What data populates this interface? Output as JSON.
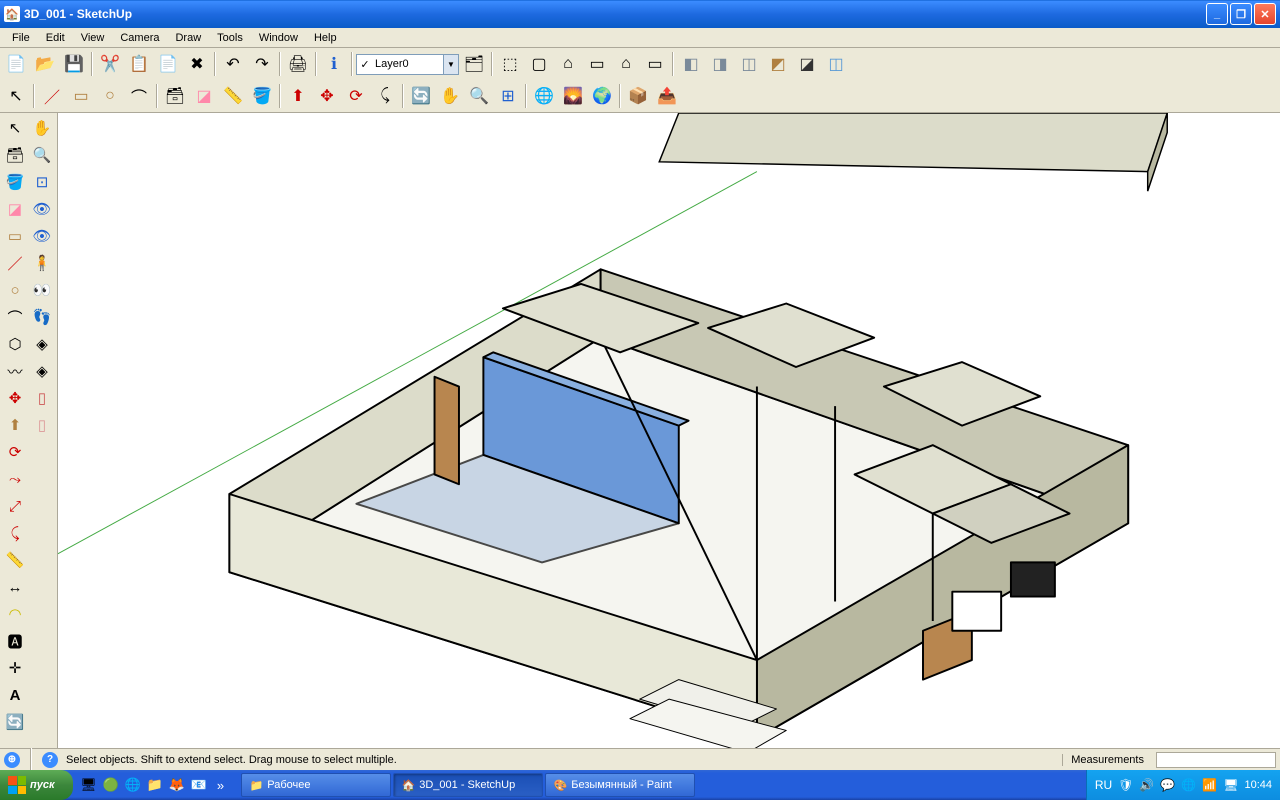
{
  "window": {
    "title": "3D_001 - SketchUp",
    "app_icon": "🏠"
  },
  "menu": [
    "File",
    "Edit",
    "View",
    "Camera",
    "Draw",
    "Tools",
    "Window",
    "Help"
  ],
  "layer": {
    "current": "Layer0"
  },
  "status": {
    "hint": "Select objects. Shift to extend select. Drag mouse to select multiple.",
    "measurements_label": "Measurements"
  },
  "taskbar": {
    "start": "пуск",
    "tasks": [
      {
        "label": "Рабочее",
        "icon": "📁",
        "active": false
      },
      {
        "label": "3D_001 - SketchUp",
        "icon": "🏠",
        "active": true
      },
      {
        "label": "Безымянный - Paint",
        "icon": "🎨",
        "active": false
      }
    ],
    "lang": "RU",
    "clock": "10:44"
  }
}
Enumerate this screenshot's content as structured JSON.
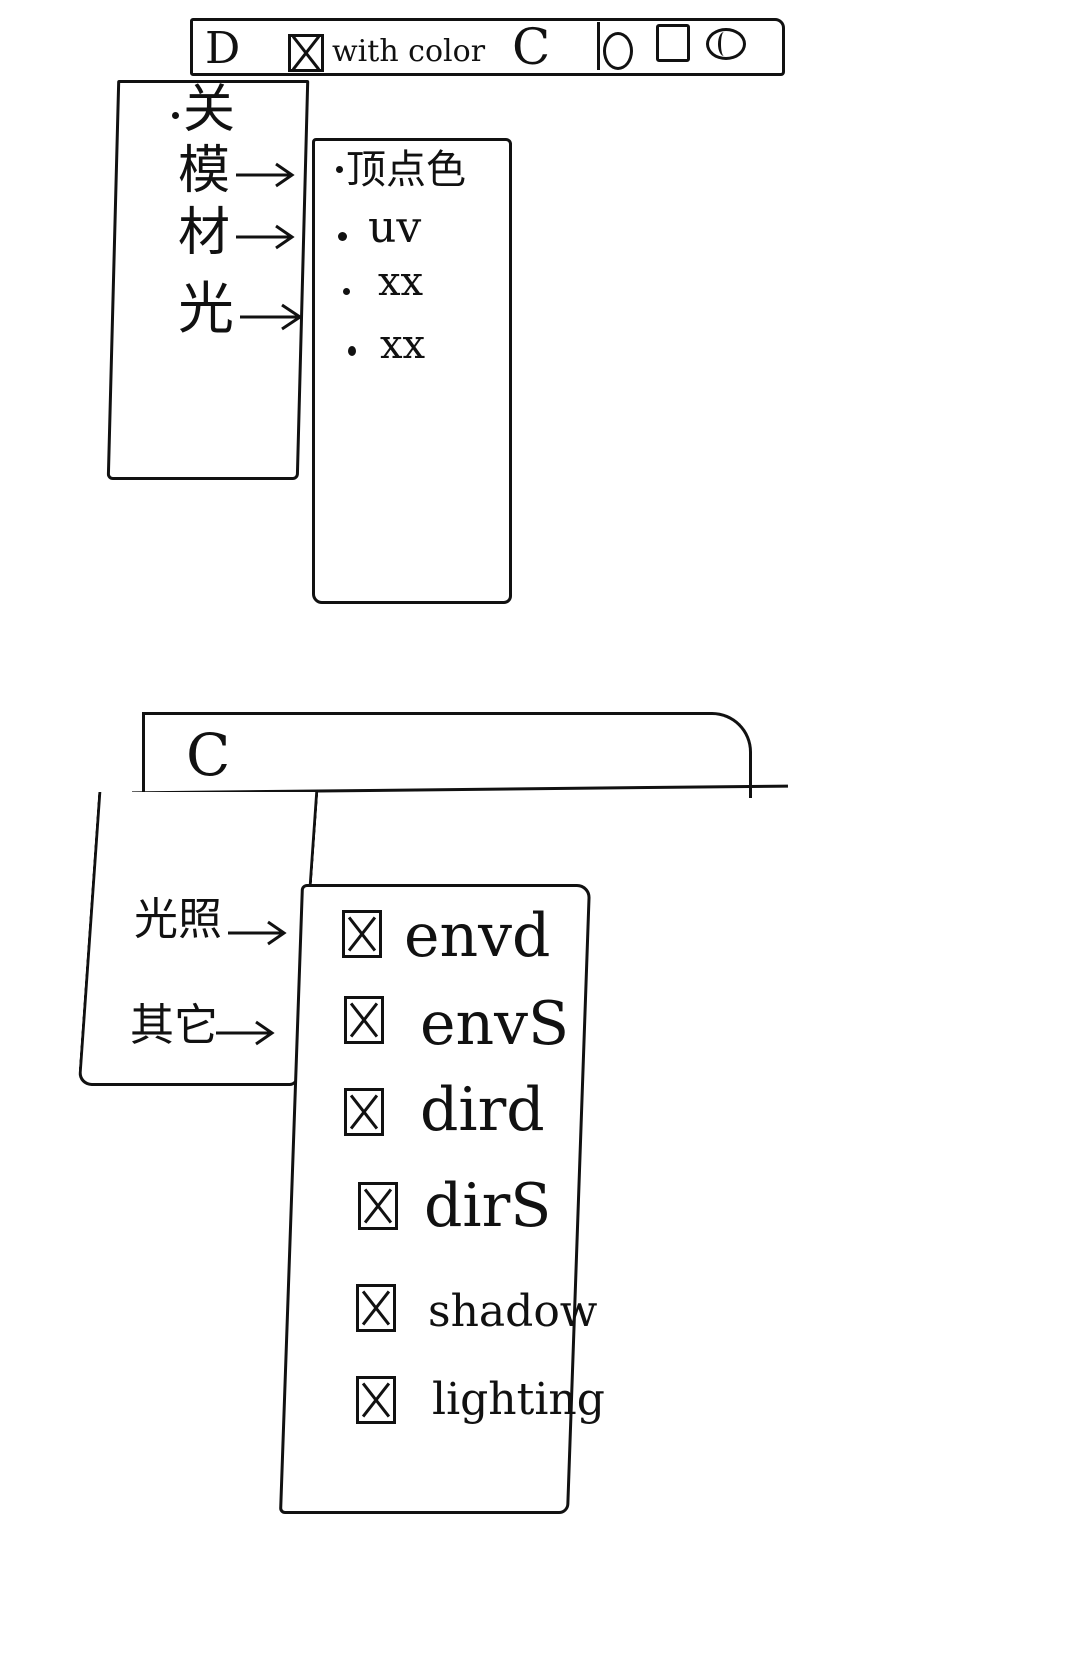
{
  "toolbar_top": {
    "d_label": "D",
    "with_color_label": "with color",
    "with_color_checked": true,
    "c_label": "C",
    "icons": [
      "ellipse-icon",
      "rectangle-icon",
      "sphere-icon"
    ]
  },
  "menu_top": {
    "items": [
      {
        "label": "关",
        "has_bullet": true,
        "has_arrow": false
      },
      {
        "label": "模",
        "has_bullet": false,
        "has_arrow": true
      },
      {
        "label": "材",
        "has_bullet": false,
        "has_arrow": true
      },
      {
        "label": "光",
        "has_bullet": false,
        "has_arrow": true
      }
    ]
  },
  "submenu_top": {
    "items": [
      "顶点色",
      "uv",
      "xx",
      "xx"
    ]
  },
  "toolbar_bottom": {
    "c_label": "C"
  },
  "menu_bottom": {
    "items": [
      {
        "label": "光照"
      },
      {
        "label": "其它"
      }
    ]
  },
  "submenu_bottom": {
    "items": [
      {
        "label": "envd",
        "checked": true
      },
      {
        "label": "envS",
        "checked": true
      },
      {
        "label": "dird",
        "checked": true
      },
      {
        "label": "dirS",
        "checked": true
      },
      {
        "label": "shadow",
        "checked": true
      },
      {
        "label": "lighting",
        "checked": true
      }
    ]
  }
}
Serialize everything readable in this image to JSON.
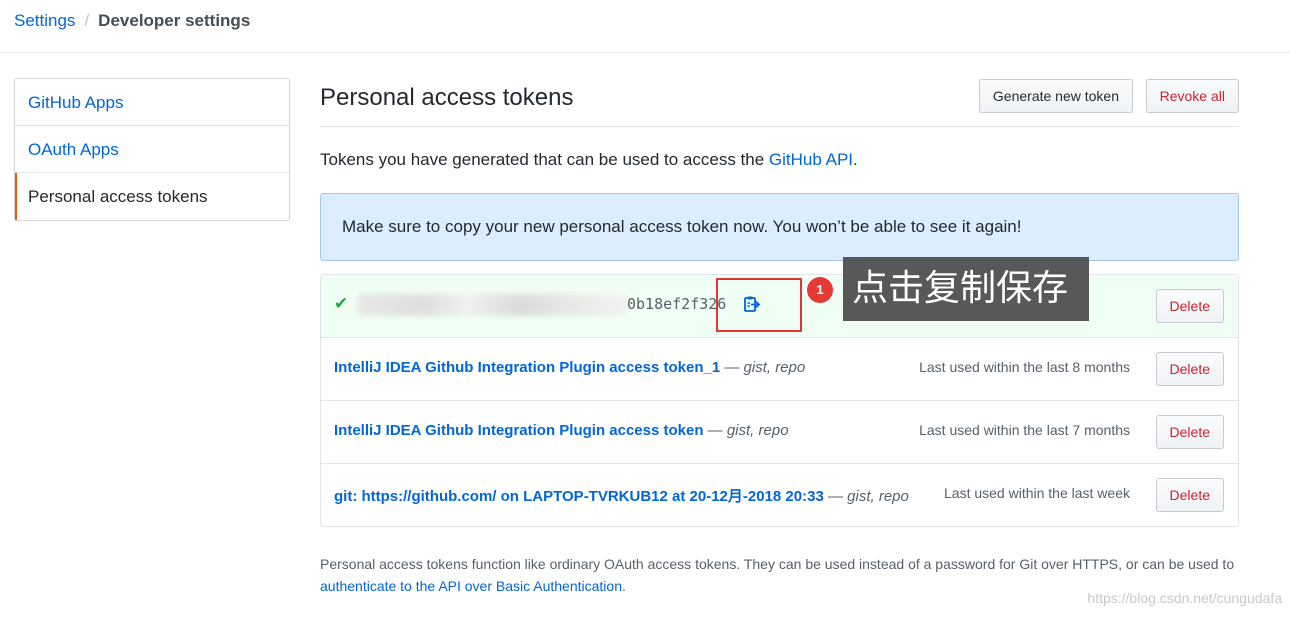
{
  "breadcrumb": {
    "parent": "Settings",
    "current": "Developer settings"
  },
  "sidebar": {
    "items": [
      {
        "label": "GitHub Apps"
      },
      {
        "label": "OAuth Apps"
      },
      {
        "label": "Personal access tokens",
        "selected": true
      }
    ]
  },
  "header": {
    "title": "Personal access tokens",
    "generate_button": "Generate new token",
    "revoke_button": "Revoke all"
  },
  "intro": {
    "text": "Tokens you have generated that can be used to access the ",
    "link": "GitHub API",
    "suffix": "."
  },
  "flash": {
    "message": "Make sure to copy your new personal access token now. You won’t be able to see it again!"
  },
  "new_token": {
    "visible_tail": "0b18ef2f326",
    "delete_label": "Delete",
    "annotation_number": "1",
    "annotation_text": "点击复制保存"
  },
  "tokens": [
    {
      "name": "IntelliJ IDEA Github Integration Plugin access token_1",
      "separator": "—",
      "scopes": "gist, repo",
      "last_used": "Last used within the last 8 months",
      "delete_label": "Delete"
    },
    {
      "name": "IntelliJ IDEA Github Integration Plugin access token",
      "separator": "—",
      "scopes": "gist, repo",
      "last_used": "Last used within the last 7 months",
      "delete_label": "Delete"
    },
    {
      "name": "git: https://github.com/ on LAPTOP-TVRKUB12 at 20-12月-2018 20:33",
      "separator": "—",
      "scopes": "gist, repo",
      "last_used": "Last used within the last week",
      "delete_label": "Delete"
    }
  ],
  "note": {
    "text": "Personal access tokens function like ordinary OAuth access tokens. They can be used instead of a password for Git over HTTPS, or can be used to ",
    "link": "authenticate to the API over Basic Authentication",
    "suffix": "."
  },
  "watermark": "https://blog.csdn.net/cungudafa",
  "colors": {
    "link": "#0366d6",
    "danger": "#cb2431",
    "success": "#28a745",
    "flash_bg": "#dbedff",
    "new_token_bg": "#f0fff4",
    "selected_accent": "#e36209",
    "annotation_red": "#e23232"
  },
  "icons": {
    "check": "check-icon",
    "copy": "clipboard-copy-icon"
  }
}
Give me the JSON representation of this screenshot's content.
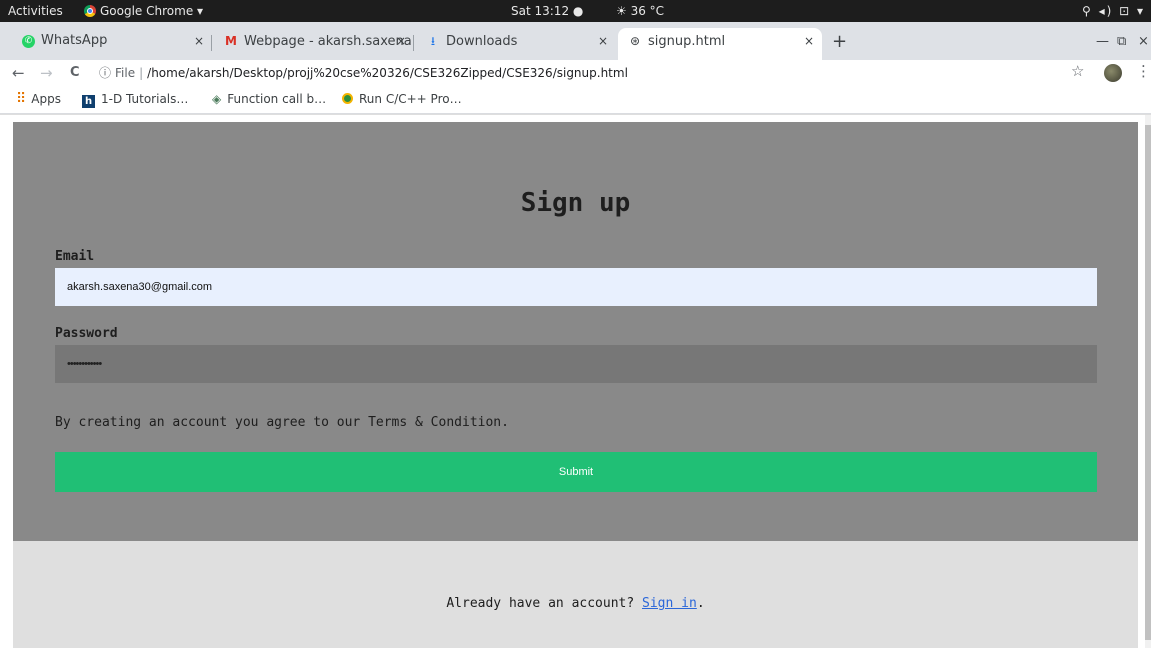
{
  "system_bar": {
    "activities": "Activities",
    "app_name": "Google Chrome ▾",
    "clock": "Sat 13:12 ●",
    "weather": "☀ 36 °C",
    "tray": "⚲ ◂) ⊡ ▾"
  },
  "tabs": [
    {
      "icon": "whatsapp-icon",
      "label": "WhatsApp",
      "close": "×"
    },
    {
      "icon": "gmail-icon",
      "label": "Webpage - akarsh.saxena",
      "close": "×"
    },
    {
      "icon": "download-icon",
      "label": "Downloads",
      "close": "×"
    },
    {
      "icon": "globe-icon",
      "label": "signup.html",
      "close": "×"
    }
  ],
  "toolbar": {
    "back": "←",
    "forward": "→",
    "reload": "C",
    "info": "ⓘ",
    "scheme": "File",
    "url": "/home/akarsh/Desktop/projj%20cse%20326/CSE326Zipped/CSE326/signup.html",
    "star": "☆",
    "menu": "⋮",
    "new_tab": "+",
    "minimize": "—",
    "restore": "⧉",
    "close": "×"
  },
  "bookmarks": [
    {
      "label": "Apps"
    },
    {
      "label": "1-D Tutorials…"
    },
    {
      "label": "Function call b…"
    },
    {
      "label": "Run C/C++ Pro…"
    }
  ],
  "page": {
    "title": "Sign up",
    "email_label": "Email",
    "email_value": "akarsh.saxena30@gmail.com",
    "password_label": "Password",
    "password_value": "••••••••••••",
    "terms": "By creating an account you agree to our Terms & Condition.",
    "submit_label": "Submit",
    "signin_prefix": "Already have an account? ",
    "signin_link": "Sign in",
    "signin_suffix": "."
  },
  "colors": {
    "form_background": "#898989",
    "footer_background": "#dfdfdf",
    "submit_green": "#20bf75",
    "email_autofill": "#e8f0fe",
    "link_blue": "#2a66d9"
  }
}
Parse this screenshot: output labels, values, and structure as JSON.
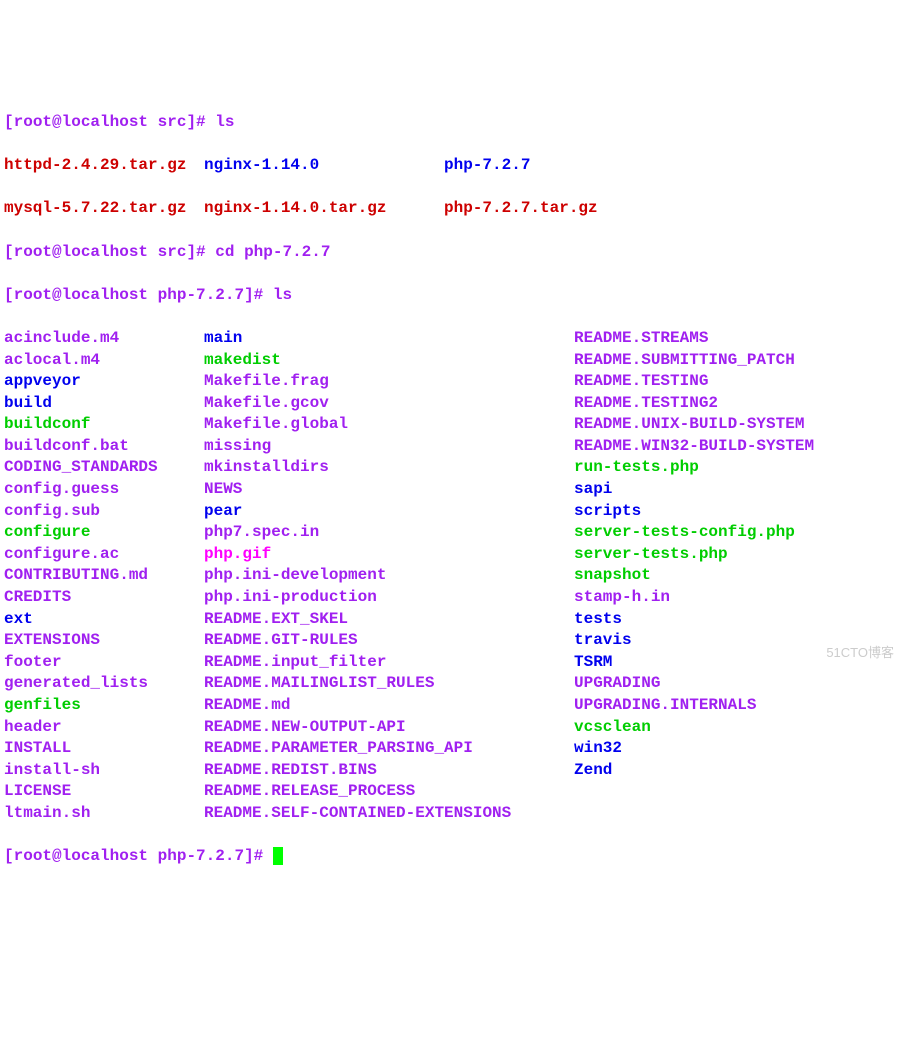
{
  "prompt1": {
    "open": "[",
    "user": "root@localhost",
    "dir": "src",
    "close": "]# ",
    "cmd": "ls"
  },
  "row1": {
    "a": "httpd-2.4.29.tar.gz",
    "b": "nginx-1.14.0",
    "c": "php-7.2.7"
  },
  "row2": {
    "a": "mysql-5.7.22.tar.gz",
    "b": "nginx-1.14.0.tar.gz",
    "c": "php-7.2.7.tar.gz"
  },
  "prompt2": {
    "open": "[",
    "user": "root@localhost",
    "dir": "src",
    "close": "]# ",
    "cmd": "cd php-7.2.7"
  },
  "prompt3": {
    "open": "[",
    "user": "root@localhost",
    "dir": "php-7.2.7",
    "close": "]# ",
    "cmd": "ls"
  },
  "listing": [
    {
      "a": {
        "t": "acinclude.m4",
        "c": "purple"
      },
      "b": {
        "t": "main",
        "c": "blue"
      },
      "c": {
        "t": "README.STREAMS",
        "c": "purple"
      }
    },
    {
      "a": {
        "t": "aclocal.m4",
        "c": "purple"
      },
      "b": {
        "t": "makedist",
        "c": "green"
      },
      "c": {
        "t": "README.SUBMITTING_PATCH",
        "c": "purple"
      }
    },
    {
      "a": {
        "t": "appveyor",
        "c": "blue"
      },
      "b": {
        "t": "Makefile.frag",
        "c": "purple"
      },
      "c": {
        "t": "README.TESTING",
        "c": "purple"
      }
    },
    {
      "a": {
        "t": "build",
        "c": "blue"
      },
      "b": {
        "t": "Makefile.gcov",
        "c": "purple"
      },
      "c": {
        "t": "README.TESTING2",
        "c": "purple"
      }
    },
    {
      "a": {
        "t": "buildconf",
        "c": "green"
      },
      "b": {
        "t": "Makefile.global",
        "c": "purple"
      },
      "c": {
        "t": "README.UNIX-BUILD-SYSTEM",
        "c": "purple"
      }
    },
    {
      "a": {
        "t": "buildconf.bat",
        "c": "purple"
      },
      "b": {
        "t": "missing",
        "c": "purple"
      },
      "c": {
        "t": "README.WIN32-BUILD-SYSTEM",
        "c": "purple"
      }
    },
    {
      "a": {
        "t": "CODING_STANDARDS",
        "c": "purple"
      },
      "b": {
        "t": "mkinstalldirs",
        "c": "purple"
      },
      "c": {
        "t": "run-tests.php",
        "c": "green"
      }
    },
    {
      "a": {
        "t": "config.guess",
        "c": "purple"
      },
      "b": {
        "t": "NEWS",
        "c": "purple"
      },
      "c": {
        "t": "sapi",
        "c": "blue"
      }
    },
    {
      "a": {
        "t": "config.sub",
        "c": "purple"
      },
      "b": {
        "t": "pear",
        "c": "blue"
      },
      "c": {
        "t": "scripts",
        "c": "blue"
      }
    },
    {
      "a": {
        "t": "configure",
        "c": "green"
      },
      "b": {
        "t": "php7.spec.in",
        "c": "purple"
      },
      "c": {
        "t": "server-tests-config.php",
        "c": "green"
      }
    },
    {
      "a": {
        "t": "configure.ac",
        "c": "purple"
      },
      "b": {
        "t": "php.gif",
        "c": "magenta"
      },
      "c": {
        "t": "server-tests.php",
        "c": "green"
      }
    },
    {
      "a": {
        "t": "CONTRIBUTING.md",
        "c": "purple"
      },
      "b": {
        "t": "php.ini-development",
        "c": "purple"
      },
      "c": {
        "t": "snapshot",
        "c": "green"
      }
    },
    {
      "a": {
        "t": "CREDITS",
        "c": "purple"
      },
      "b": {
        "t": "php.ini-production",
        "c": "purple"
      },
      "c": {
        "t": "stamp-h.in",
        "c": "purple"
      }
    },
    {
      "a": {
        "t": "ext",
        "c": "blue"
      },
      "b": {
        "t": "README.EXT_SKEL",
        "c": "purple"
      },
      "c": {
        "t": "tests",
        "c": "blue"
      }
    },
    {
      "a": {
        "t": "EXTENSIONS",
        "c": "purple"
      },
      "b": {
        "t": "README.GIT-RULES",
        "c": "purple"
      },
      "c": {
        "t": "travis",
        "c": "blue"
      }
    },
    {
      "a": {
        "t": "footer",
        "c": "purple"
      },
      "b": {
        "t": "README.input_filter",
        "c": "purple"
      },
      "c": {
        "t": "TSRM",
        "c": "blue"
      }
    },
    {
      "a": {
        "t": "generated_lists",
        "c": "purple"
      },
      "b": {
        "t": "README.MAILINGLIST_RULES",
        "c": "purple"
      },
      "c": {
        "t": "UPGRADING",
        "c": "purple"
      }
    },
    {
      "a": {
        "t": "genfiles",
        "c": "green"
      },
      "b": {
        "t": "README.md",
        "c": "purple"
      },
      "c": {
        "t": "UPGRADING.INTERNALS",
        "c": "purple"
      }
    },
    {
      "a": {
        "t": "header",
        "c": "purple"
      },
      "b": {
        "t": "README.NEW-OUTPUT-API",
        "c": "purple"
      },
      "c": {
        "t": "vcsclean",
        "c": "green"
      }
    },
    {
      "a": {
        "t": "INSTALL",
        "c": "purple"
      },
      "b": {
        "t": "README.PARAMETER_PARSING_API",
        "c": "purple"
      },
      "c": {
        "t": "win32",
        "c": "blue"
      }
    },
    {
      "a": {
        "t": "install-sh",
        "c": "purple"
      },
      "b": {
        "t": "README.REDIST.BINS",
        "c": "purple"
      },
      "c": {
        "t": "Zend",
        "c": "blue"
      }
    },
    {
      "a": {
        "t": "LICENSE",
        "c": "purple"
      },
      "b": {
        "t": "README.RELEASE_PROCESS",
        "c": "purple"
      },
      "c": {
        "t": "",
        "c": ""
      }
    },
    {
      "a": {
        "t": "ltmain.sh",
        "c": "purple"
      },
      "b": {
        "t": "README.SELF-CONTAINED-EXTENSIONS",
        "c": "purple"
      },
      "c": {
        "t": "",
        "c": ""
      }
    }
  ],
  "prompt4": {
    "open": "[",
    "user": "root@localhost",
    "dir": "php-7.2.7",
    "close": "]# "
  },
  "watermark": "51CTO博客"
}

> TASK PROMPT:
Identify each line in the records above that contains the word "html", and copy it out in full.

> RESULT OF THIS TASK:
      "label": "signup.html",
    "url": "/home/akarsh/Desktop/projj%20cse%20326/CSE326Zipped/CSE326/signup.html",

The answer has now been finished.